Data records:
——

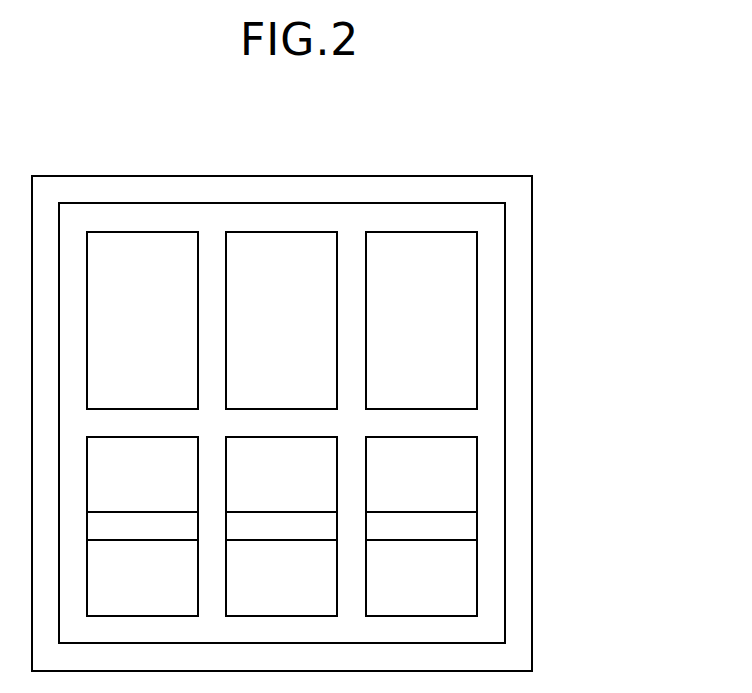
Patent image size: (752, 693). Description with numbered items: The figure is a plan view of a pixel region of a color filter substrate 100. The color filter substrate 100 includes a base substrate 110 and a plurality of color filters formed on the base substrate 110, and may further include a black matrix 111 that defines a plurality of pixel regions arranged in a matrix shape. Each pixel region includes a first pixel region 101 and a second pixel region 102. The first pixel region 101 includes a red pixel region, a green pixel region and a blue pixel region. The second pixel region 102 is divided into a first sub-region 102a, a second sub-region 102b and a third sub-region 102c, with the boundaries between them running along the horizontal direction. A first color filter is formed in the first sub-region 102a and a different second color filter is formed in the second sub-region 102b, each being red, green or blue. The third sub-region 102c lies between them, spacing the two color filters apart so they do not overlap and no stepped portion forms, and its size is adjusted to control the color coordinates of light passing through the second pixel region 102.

The color filter substrate 100 is at (371, 389).
The base substrate 110 is at (518, 317).
The black matrix 111 is at (493, 222).
The first pixel region 101 is at (141, 240).
The second pixel region 102 is at (399, 526).
The first sub-region 102a is at (466, 491).
The third sub-region 102c is at (466, 530).
The second sub-region 102b is at (466, 565).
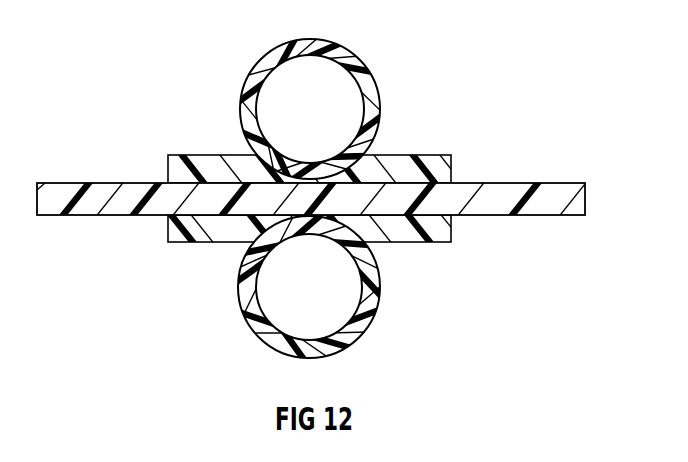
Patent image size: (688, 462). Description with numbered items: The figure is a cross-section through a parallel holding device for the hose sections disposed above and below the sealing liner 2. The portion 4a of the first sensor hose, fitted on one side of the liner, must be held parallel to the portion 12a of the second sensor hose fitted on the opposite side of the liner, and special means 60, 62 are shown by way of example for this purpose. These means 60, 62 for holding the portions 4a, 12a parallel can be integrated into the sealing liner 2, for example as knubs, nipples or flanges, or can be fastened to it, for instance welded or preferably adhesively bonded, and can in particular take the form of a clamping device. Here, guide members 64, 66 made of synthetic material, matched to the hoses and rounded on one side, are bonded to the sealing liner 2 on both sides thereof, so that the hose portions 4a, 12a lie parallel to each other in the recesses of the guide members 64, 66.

The sealing liner 2 is at (498, 192).
The portion of the first sensor hose 4a is at (328, 48).
The portion of the sensor hose 12a is at (252, 295).
The means for holding the portions parallel 60 is at (353, 101).
The means for holding the portions parallel 62 is at (331, 287).
The guide member 64 is at (433, 157).
The guide member 66 is at (452, 242).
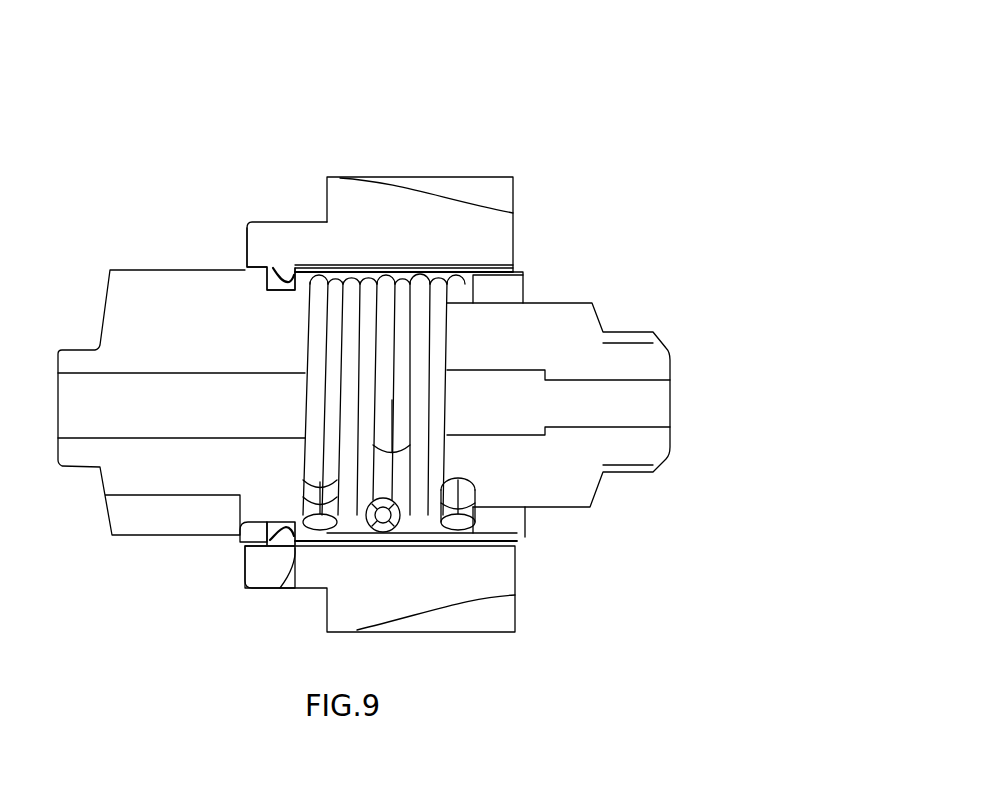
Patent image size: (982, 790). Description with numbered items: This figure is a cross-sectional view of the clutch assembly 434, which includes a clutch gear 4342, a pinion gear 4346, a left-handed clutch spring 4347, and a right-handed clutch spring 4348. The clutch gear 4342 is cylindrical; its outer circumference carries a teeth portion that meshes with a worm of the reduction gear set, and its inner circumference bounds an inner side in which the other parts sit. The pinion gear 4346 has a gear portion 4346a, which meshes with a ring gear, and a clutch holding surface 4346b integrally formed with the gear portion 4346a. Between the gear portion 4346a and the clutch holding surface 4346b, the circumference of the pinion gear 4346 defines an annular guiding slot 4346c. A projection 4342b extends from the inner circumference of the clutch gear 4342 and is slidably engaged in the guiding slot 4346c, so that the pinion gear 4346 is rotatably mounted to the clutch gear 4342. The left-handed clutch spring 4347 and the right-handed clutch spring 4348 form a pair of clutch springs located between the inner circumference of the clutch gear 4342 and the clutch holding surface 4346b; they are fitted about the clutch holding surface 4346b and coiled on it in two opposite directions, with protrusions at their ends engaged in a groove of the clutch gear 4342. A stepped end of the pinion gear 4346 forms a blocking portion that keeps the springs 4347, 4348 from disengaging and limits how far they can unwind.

The clutch assembly 434 is at (668, 48).
The clutch gear 4342 is at (487, 174).
The projection 4342b is at (279, 590).
The pinion gear 4346 is at (107, 256).
The gear portion 4346a is at (125, 536).
The clutch holding surface 4346b is at (541, 508).
The guiding slot 4346c is at (239, 537).
The left-handed clutch spring 4347 is at (431, 262).
The right-handed clutch spring 4348 is at (327, 280).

——

> _CHALLENGE_:
Rewrite the entire listing above as a JSON list of strings, with one string per line and no blank lines. Leave the pictures out.

> _RESPONSE TO THE TASK_:
[
  "Patent image size: (752, 693). Description with numbered items: The figure is a plan view of a pixel region of a color filter substrate 100. The color filter substrate 100 includes a base substrate 110 and a plurality of color filters formed on the base substrate 110, and may further include a black matrix 111 that defines a plurality of pixel regions arranged in a matrix shape. Each pixel region includes a first pixel region 101 and a second pixel region 102. The first pixel region 101 includes a red pixel region, a green pixel region and a blue pixel region. The second pixel region 102 is divided into a first sub-region 102a, a second sub-region 102b and a third sub-region 102c, with the boundaries between them running along the horizontal direction. A first color filter is formed in the first sub-region 102a and a different second color filter is formed in the second sub-region 102b, each being red, green or blue. The third sub-region 102c lies between them, spacing the two color filters apart so they do not overlap and no stepped portion forms, and its size is adjusted to control the color coordinates of light passing through the second pixel region 102.",
  "The color filter substrate 100 is at (371, 389).",
  "The base substrate 110 is at (518, 317).",
  "The black matrix 111 is at (493, 222).",
  "The first pixel region 101 is at (141, 240).",
  "The second pixel region 102 is at (399, 526).",
  "The first sub-region 102a is at (466, 491).",
  "The third sub-region 102c is at (466, 530).",
  "The second sub-region 102b is at (466, 565).",
  "Patent image size: (688, 462). Description with numbered items: The figure is a cross-section through a parallel holding device for the hose sections disposed above and below the sealing liner 2. The portion 4a of the first sensor hose, fitted on one side of the liner, must be held parallel to the portion 12a of the second sensor hose fitted on the opposite side of the liner, and special means 60, 62 are shown by way of example for this purpose. These means 60, 62 for holding the portions 4a, 12a parallel can be integrated into the sealing liner 2, for example as knubs, nipples or flanges, or can be fastened to it, for instance welded or preferably adhesively bonded, and can in particular take the form of a clamping device. Here, guide members 64, 66 made of synthetic material, matched to the hoses and rounded on one side, are bonded to the sealing liner 2 on both sides thereof, so that the hose portions 4a, 12a lie parallel to each other in the recesses of the guide members 64, 66.",
  "The sealing liner 2 is at (498, 192).",
  "The portion of the first sensor hose 4a is at (328, 48).",
  "The portion of the sensor hose 12a is at (252, 295).",
  "The means for holding the portions parallel 60 is at (353, 101).",
  "The means for holding the portions parallel 62 is at (331, 287).",
  "The guide member 64 is at (433, 157).",
  "The guide member 66 is at (452, 242).",
  "Patent image size: (982, 790). Description with numbered items: This figure is a cross-sectional view of the clutch assembly 434, which includes a clutch gear 4342, a pinion gear 4346, a left-handed clutch spring 4347, and a right-handed clutch spring 4348. The clutch gear 4342 is cylindrical; its outer circumference carries a teeth portion that meshes with a worm of the reduction gear set, and its inner circumference bounds an inner side in which the other parts sit. The pinion gear 4346 has a gear portion 4346a, which meshes with a ring gear, and a clutch holding surface 4346b integrally formed with the gear portion 4346a. Between the gear portion 4346a and the clutch holding surface 4346b, the circumference of the pinion gear 4346 defines an annular guiding slot 4346c. A projection 4342b extends from the inner circumference of the clutch gear 4342 and is slidably engaged in the guiding slot 4346c, so that the pinion gear 4346 is rotatably mounted to the clutch gear 4342. The left-handed clutch spring 4347 and the right-handed clutch spring 4348 form a pair of clutch springs located between the inner circumference of the clutch gear 4342 and the clutch holding surface 4346b; they are fitted about the clutch holding surface 4346b and coiled on it in two opposite directions, with protrusions at their ends engaged in a groove of the clutch gear 4342. A stepped end of the pinion gear 4346 forms a blocking portion that keeps the springs 4347, 4348 from disengaging and limits how far they can unwind.",
  "The clutch assembly 434 is at (668, 48).",
  "The clutch gear 4342 is at (487, 174).",
  "The projection 4342b is at (279, 590).",
  "The pinion gear 4346 is at (107, 256).",
  "The gear portion 4346a is at (125, 536).",
  "The clutch holding surface 4346b is at (541, 508).",
  "The guiding slot 4346c is at (239, 537).",
  "The left-handed clutch spring 4347 is at (431, 262).",
  "The right-handed clutch spring 4348 is at (327, 280)."
]